Which lines below hold the word "name"? Report each one.
# start of DATA ROWS
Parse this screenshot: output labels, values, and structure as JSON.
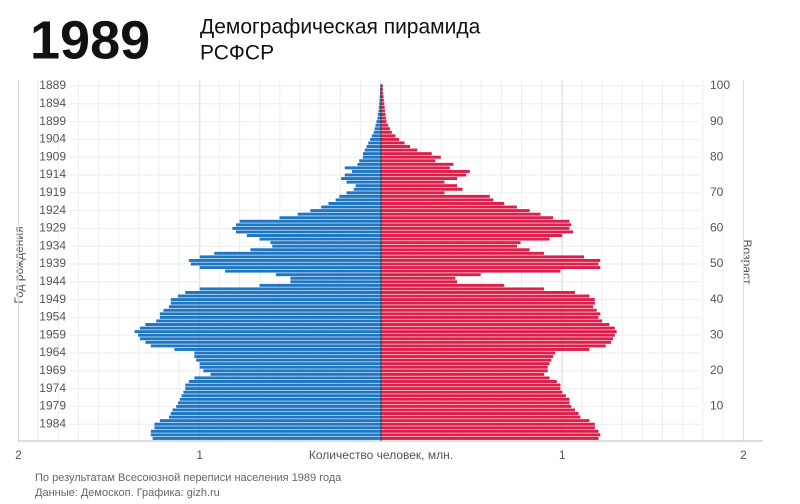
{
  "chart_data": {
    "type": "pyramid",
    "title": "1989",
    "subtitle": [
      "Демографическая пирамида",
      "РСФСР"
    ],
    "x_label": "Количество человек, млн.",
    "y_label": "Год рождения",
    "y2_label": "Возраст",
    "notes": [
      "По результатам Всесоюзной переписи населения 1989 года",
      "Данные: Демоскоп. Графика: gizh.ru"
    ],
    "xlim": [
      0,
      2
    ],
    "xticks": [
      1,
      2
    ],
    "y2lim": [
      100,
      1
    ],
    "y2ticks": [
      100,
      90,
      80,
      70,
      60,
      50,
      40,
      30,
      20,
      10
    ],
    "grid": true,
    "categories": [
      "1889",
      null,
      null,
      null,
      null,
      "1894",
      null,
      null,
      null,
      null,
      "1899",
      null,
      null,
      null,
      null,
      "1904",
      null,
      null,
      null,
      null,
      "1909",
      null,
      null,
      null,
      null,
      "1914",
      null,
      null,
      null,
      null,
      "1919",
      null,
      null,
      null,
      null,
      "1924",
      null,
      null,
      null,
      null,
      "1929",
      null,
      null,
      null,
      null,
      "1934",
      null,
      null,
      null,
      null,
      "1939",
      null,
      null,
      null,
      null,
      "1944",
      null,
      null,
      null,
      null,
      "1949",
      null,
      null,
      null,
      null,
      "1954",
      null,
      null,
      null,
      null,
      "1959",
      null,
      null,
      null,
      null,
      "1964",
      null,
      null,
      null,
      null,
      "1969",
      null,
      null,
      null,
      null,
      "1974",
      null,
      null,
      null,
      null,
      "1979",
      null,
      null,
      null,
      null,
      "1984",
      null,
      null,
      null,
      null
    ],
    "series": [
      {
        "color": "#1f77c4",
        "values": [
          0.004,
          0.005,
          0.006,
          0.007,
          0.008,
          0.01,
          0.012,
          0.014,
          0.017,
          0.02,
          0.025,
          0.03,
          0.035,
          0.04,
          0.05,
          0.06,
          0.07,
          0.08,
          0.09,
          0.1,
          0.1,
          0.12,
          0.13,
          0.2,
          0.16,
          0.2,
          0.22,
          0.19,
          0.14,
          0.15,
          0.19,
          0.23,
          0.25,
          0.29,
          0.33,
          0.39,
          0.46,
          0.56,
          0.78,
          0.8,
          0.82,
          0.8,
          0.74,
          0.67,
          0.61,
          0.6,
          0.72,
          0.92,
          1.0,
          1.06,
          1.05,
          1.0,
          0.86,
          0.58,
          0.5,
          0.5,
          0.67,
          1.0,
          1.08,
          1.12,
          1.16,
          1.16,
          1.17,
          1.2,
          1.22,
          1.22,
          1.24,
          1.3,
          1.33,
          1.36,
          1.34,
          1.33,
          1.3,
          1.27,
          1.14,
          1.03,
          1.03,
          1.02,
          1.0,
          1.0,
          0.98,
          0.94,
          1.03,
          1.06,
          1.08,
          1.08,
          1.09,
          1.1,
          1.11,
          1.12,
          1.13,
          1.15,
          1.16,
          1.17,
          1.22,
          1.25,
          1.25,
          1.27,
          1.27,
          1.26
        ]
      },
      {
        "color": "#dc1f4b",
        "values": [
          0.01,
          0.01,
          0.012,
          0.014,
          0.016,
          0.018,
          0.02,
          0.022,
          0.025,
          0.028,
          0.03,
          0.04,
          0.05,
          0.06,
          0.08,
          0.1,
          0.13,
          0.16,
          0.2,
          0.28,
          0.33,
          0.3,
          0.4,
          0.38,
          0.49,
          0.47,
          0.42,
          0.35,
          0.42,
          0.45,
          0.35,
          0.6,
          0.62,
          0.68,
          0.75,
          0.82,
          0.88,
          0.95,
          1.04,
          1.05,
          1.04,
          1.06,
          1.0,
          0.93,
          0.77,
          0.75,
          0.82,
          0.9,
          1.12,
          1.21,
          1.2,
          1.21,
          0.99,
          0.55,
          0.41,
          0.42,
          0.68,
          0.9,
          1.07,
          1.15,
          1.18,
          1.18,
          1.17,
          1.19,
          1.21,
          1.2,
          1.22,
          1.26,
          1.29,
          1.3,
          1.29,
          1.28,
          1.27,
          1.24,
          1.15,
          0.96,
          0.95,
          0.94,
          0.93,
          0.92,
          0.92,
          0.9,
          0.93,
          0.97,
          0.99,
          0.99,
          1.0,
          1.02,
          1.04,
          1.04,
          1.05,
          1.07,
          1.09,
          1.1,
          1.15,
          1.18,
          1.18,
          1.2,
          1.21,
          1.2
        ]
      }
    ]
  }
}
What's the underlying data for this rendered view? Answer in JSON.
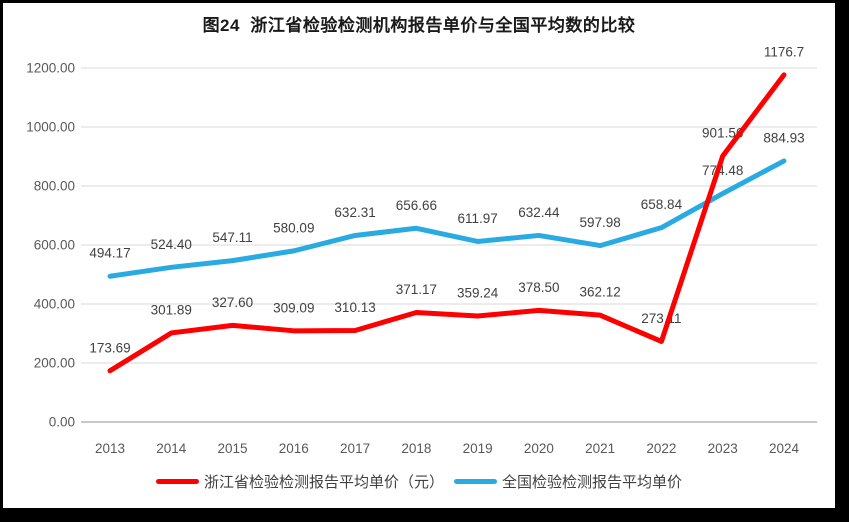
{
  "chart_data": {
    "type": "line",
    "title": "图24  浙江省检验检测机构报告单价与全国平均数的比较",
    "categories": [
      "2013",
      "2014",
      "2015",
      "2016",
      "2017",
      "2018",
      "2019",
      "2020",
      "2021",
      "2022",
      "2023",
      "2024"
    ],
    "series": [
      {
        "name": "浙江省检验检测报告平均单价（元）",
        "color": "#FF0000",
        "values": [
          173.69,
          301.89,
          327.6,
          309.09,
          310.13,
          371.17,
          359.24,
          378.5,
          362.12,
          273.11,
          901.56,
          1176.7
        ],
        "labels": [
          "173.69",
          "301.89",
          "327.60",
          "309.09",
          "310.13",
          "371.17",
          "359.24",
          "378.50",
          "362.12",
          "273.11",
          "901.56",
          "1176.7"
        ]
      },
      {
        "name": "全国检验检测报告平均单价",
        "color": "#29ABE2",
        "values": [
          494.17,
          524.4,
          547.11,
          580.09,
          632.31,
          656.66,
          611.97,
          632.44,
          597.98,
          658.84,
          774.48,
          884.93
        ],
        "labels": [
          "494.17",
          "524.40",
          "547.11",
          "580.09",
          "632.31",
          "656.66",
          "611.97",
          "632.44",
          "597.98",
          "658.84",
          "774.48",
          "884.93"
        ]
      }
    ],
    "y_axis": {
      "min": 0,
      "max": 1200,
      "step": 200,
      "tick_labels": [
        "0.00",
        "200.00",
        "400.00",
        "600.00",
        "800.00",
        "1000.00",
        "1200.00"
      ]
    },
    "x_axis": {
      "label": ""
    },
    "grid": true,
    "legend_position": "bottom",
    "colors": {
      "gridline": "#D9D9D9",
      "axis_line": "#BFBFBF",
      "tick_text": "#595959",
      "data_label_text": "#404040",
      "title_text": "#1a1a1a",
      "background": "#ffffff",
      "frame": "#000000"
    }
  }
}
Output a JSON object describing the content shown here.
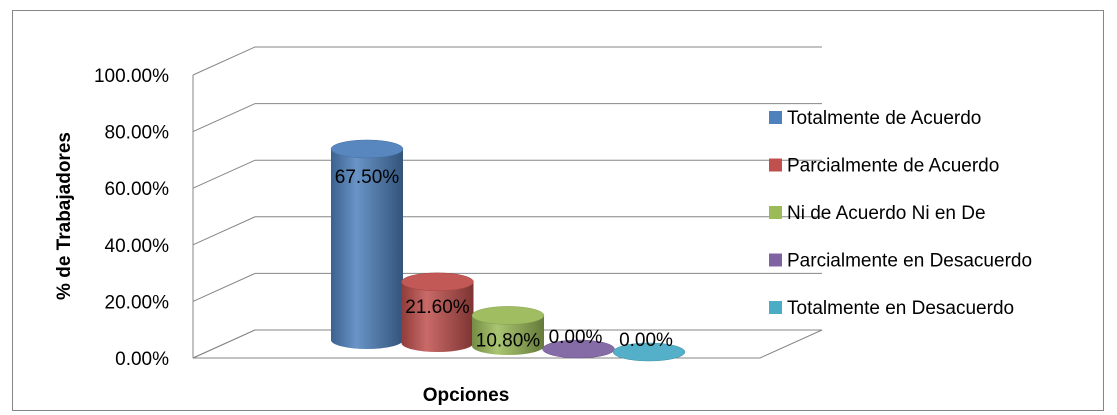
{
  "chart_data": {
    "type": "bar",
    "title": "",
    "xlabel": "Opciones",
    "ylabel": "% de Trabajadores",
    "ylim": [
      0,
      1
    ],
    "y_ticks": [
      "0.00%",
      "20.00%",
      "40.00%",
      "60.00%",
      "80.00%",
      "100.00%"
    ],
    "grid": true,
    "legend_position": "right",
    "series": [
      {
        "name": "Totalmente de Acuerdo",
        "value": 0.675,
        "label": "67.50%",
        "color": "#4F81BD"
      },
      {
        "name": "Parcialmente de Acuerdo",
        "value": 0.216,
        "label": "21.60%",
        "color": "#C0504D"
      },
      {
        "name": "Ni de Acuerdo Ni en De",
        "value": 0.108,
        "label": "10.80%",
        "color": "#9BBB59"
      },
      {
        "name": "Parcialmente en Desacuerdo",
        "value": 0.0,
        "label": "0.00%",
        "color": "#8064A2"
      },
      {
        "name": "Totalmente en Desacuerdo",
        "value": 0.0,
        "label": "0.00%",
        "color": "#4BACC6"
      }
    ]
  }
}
# end of DATA ROWS
§ FULL SOLUTION:
        "name": "浙江省检验检测报告平均单价（元）",
        "name": "全国检验检测报告平均单价",
        "name": "Totalmente de Acuerdo",
        "name": "Parcialmente de Acuerdo",
        "name": "Ni de Acuerdo Ni en De",
        "name": "Parcialmente en Desacuerdo",
        "name": "Totalmente en Desacuerdo",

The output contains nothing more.